**Records to process**:

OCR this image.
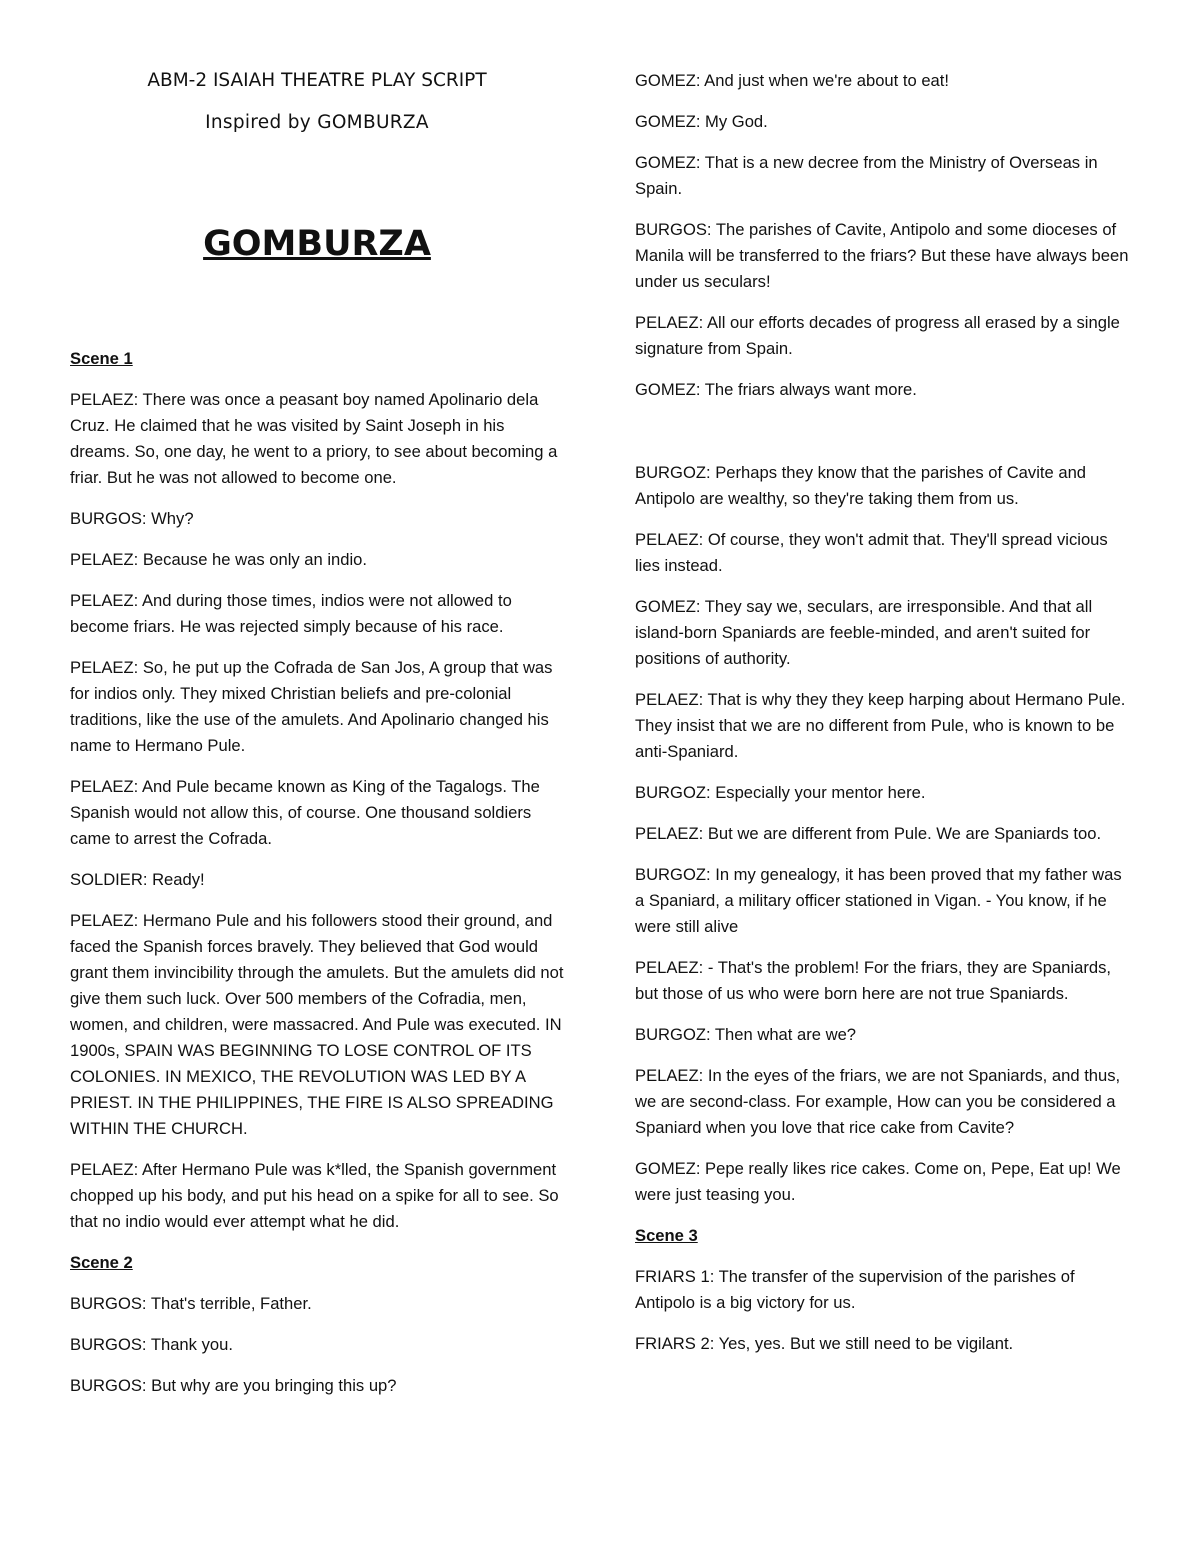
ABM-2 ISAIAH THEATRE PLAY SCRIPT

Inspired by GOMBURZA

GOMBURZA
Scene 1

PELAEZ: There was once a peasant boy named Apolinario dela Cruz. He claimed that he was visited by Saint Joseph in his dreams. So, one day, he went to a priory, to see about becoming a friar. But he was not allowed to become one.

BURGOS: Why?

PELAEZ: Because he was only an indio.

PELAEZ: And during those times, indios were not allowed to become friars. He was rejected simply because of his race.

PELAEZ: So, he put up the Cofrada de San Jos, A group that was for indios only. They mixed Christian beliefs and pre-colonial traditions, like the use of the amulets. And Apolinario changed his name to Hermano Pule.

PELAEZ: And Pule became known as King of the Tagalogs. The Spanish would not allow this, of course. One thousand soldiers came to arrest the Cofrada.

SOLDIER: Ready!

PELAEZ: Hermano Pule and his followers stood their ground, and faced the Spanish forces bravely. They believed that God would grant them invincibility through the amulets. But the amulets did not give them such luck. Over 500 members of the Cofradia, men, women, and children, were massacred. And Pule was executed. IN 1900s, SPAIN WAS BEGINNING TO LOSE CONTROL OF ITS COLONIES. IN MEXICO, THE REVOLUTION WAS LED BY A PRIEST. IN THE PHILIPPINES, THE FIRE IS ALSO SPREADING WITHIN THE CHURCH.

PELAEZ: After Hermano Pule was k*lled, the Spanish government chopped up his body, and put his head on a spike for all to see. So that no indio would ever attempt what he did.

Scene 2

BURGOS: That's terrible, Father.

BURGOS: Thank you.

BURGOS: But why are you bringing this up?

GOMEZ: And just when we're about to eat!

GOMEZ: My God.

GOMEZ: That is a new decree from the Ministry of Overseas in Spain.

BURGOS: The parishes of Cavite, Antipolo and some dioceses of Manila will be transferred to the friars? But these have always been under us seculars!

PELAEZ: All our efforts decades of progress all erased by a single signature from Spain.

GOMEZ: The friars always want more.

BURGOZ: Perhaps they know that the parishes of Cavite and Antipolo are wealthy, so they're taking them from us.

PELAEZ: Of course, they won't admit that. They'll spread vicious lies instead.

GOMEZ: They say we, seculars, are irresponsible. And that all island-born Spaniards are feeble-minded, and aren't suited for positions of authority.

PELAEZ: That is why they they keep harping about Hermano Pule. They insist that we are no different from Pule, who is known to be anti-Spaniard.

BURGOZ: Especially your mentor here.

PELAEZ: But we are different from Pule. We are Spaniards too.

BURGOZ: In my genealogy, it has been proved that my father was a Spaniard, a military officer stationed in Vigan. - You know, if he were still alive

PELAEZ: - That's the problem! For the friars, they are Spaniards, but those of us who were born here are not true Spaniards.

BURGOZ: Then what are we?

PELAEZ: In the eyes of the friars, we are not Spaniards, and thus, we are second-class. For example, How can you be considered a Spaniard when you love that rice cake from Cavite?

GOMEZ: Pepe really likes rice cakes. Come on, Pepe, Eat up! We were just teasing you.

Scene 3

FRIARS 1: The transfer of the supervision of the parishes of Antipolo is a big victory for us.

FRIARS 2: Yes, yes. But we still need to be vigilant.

**Exercise goal**:
Pull out all lines from the listing that contain the string "BURGOS".

**Complete response**:
BURGOS: Why?
BURGOS: That's terrible, Father.
BURGOS: Thank you.
BURGOS: But why are you bringing this up?
BURGOS: The parishes of Cavite, Antipolo and some dioceses of Manila will be transferred to the friars? But these have always been under us seculars!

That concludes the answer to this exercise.